» **REQUEST**
Can you give the records below again with every "helmet-icon" switched to "headgear-icon", everything else unchanged and the pictures left out?

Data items
══════════
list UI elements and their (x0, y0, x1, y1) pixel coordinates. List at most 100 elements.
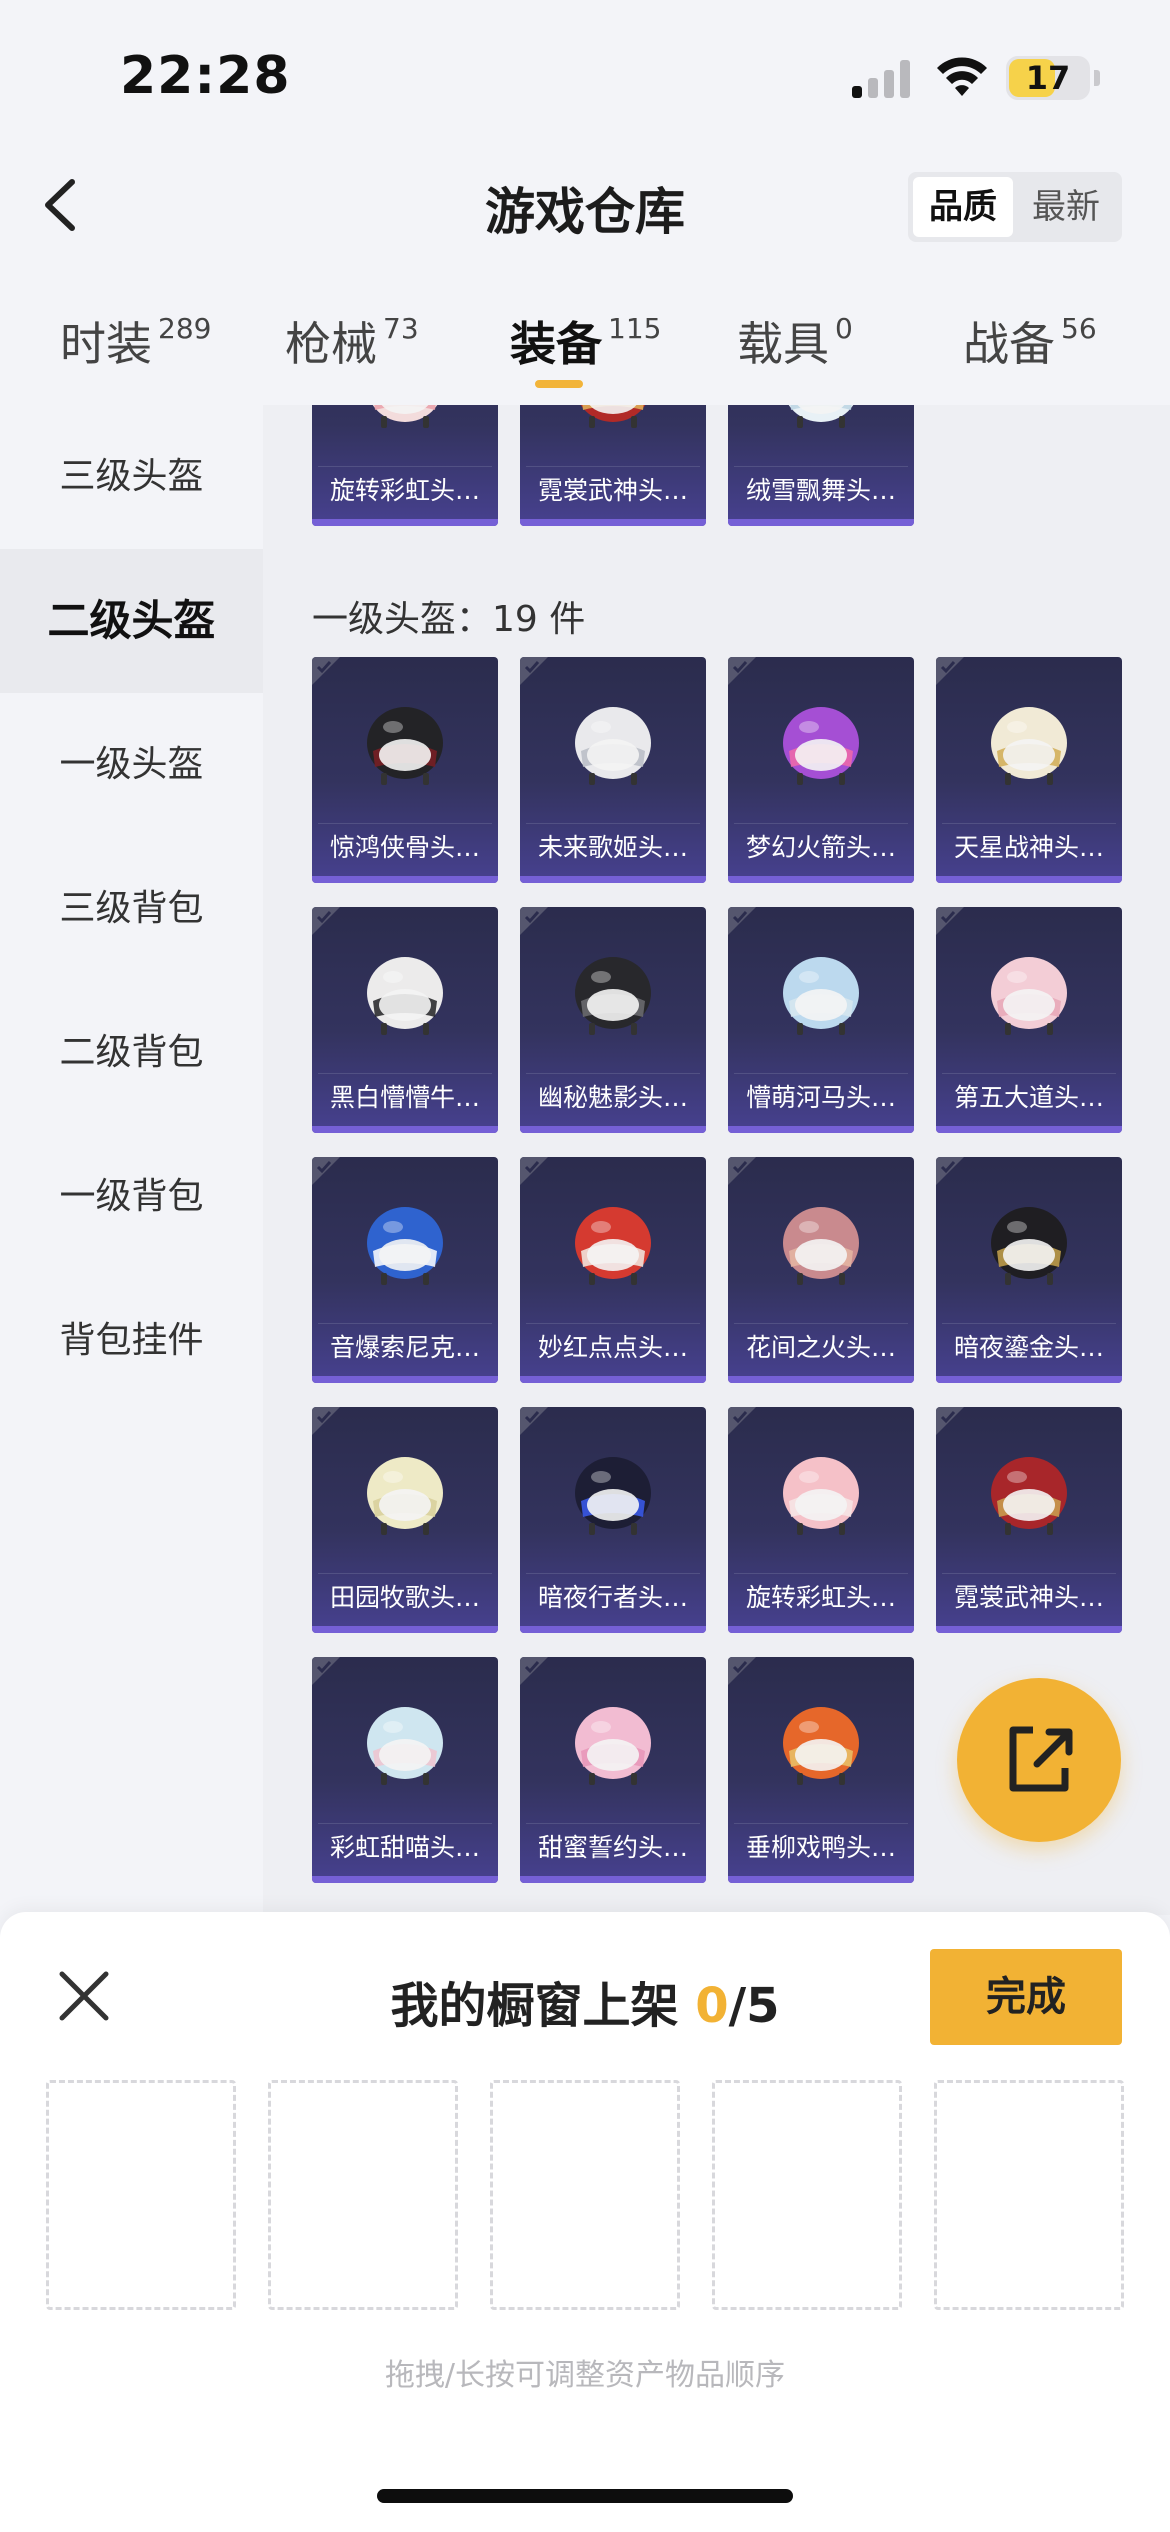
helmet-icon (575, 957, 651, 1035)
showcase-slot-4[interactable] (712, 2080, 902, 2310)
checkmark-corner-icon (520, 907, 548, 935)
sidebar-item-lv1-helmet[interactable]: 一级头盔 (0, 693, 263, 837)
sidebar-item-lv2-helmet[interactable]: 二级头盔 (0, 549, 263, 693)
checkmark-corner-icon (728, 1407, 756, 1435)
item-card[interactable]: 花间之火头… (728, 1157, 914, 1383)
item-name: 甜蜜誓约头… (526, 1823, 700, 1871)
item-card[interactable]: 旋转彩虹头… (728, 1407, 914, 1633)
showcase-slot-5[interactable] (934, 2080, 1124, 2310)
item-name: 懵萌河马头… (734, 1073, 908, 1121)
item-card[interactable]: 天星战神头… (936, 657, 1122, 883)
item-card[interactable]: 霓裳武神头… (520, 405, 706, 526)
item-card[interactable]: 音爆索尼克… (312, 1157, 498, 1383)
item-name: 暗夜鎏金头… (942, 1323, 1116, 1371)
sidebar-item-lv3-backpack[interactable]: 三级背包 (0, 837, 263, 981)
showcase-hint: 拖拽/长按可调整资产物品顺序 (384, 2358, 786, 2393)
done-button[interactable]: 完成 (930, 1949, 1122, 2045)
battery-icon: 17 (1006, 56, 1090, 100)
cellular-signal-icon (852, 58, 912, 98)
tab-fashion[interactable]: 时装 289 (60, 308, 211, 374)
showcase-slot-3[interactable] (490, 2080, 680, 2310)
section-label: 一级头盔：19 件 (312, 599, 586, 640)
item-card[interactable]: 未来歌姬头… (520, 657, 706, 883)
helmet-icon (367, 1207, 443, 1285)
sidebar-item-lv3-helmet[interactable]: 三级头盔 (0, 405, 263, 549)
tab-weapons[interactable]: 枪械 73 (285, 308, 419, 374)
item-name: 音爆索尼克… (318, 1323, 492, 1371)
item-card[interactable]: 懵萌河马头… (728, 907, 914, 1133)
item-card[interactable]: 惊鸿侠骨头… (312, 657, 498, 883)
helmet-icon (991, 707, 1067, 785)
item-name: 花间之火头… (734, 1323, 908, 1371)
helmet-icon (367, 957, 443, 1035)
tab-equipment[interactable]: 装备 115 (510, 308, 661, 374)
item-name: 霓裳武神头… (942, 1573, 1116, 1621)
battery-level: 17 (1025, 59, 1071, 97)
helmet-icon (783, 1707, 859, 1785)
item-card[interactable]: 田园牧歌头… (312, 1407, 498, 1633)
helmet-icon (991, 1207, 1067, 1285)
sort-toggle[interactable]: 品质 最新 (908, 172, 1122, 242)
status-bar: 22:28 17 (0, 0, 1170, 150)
══════════
» **TASK ANSWER**
list UI elements and their (x0, y0, x1, y1) pixel coordinates. List at most 100 elements.
headgear-icon (575, 957, 651, 1035)
showcase-slot-4[interactable] (712, 2080, 902, 2310)
checkmark-corner-icon (520, 907, 548, 935)
sidebar-item-lv1-helmet[interactable]: 一级头盔 (0, 693, 263, 837)
sidebar-item-lv2-helmet[interactable]: 二级头盔 (0, 549, 263, 693)
checkmark-corner-icon (728, 1407, 756, 1435)
item-card[interactable]: 花间之火头… (728, 1157, 914, 1383)
item-name: 甜蜜誓约头… (526, 1823, 700, 1871)
item-card[interactable]: 旋转彩虹头… (728, 1407, 914, 1633)
showcase-slot-5[interactable] (934, 2080, 1124, 2310)
item-name: 懵萌河马头… (734, 1073, 908, 1121)
item-card[interactable]: 天星战神头… (936, 657, 1122, 883)
item-card[interactable]: 霓裳武神头… (520, 405, 706, 526)
item-card[interactable]: 音爆索尼克… (312, 1157, 498, 1383)
item-name: 暗夜鎏金头… (942, 1323, 1116, 1371)
sidebar-item-lv3-backpack[interactable]: 三级背包 (0, 837, 263, 981)
showcase-hint: 拖拽/长按可调整资产物品顺序 (384, 2358, 786, 2393)
done-button[interactable]: 完成 (930, 1949, 1122, 2045)
battery-icon: 17 (1006, 56, 1090, 100)
cellular-signal-icon (852, 58, 912, 98)
tab-fashion[interactable]: 时装 289 (60, 308, 211, 374)
showcase-slot-3[interactable] (490, 2080, 680, 2310)
section-label: 一级头盔：19 件 (312, 599, 586, 640)
item-card[interactable]: 未来歌姬头… (520, 657, 706, 883)
headgear-icon (367, 1207, 443, 1285)
sidebar-item-lv3-helmet[interactable]: 三级头盔 (0, 405, 263, 549)
tab-weapons[interactable]: 枪械 73 (285, 308, 419, 374)
item-name: 音爆索尼克… (318, 1323, 492, 1371)
item-card[interactable]: 懵萌河马头… (728, 907, 914, 1133)
item-card[interactable]: 惊鸿侠骨头… (312, 657, 498, 883)
headgear-icon (991, 707, 1067, 785)
item-name: 花间之火头… (734, 1323, 908, 1371)
headgear-icon (367, 957, 443, 1035)
tab-equipment[interactable]: 装备 115 (510, 308, 661, 374)
item-name: 霓裳武神头… (942, 1573, 1116, 1621)
battery-level: 17 (1025, 59, 1071, 97)
headgear-icon (783, 1707, 859, 1785)
item-card[interactable]: 田园牧歌头… (312, 1407, 498, 1633)
headgear-icon (991, 1207, 1067, 1285)
sort-toggle[interactable]: 品质 最新 (908, 172, 1122, 242)
status-bar: 22:28 17 (0, 0, 1170, 150)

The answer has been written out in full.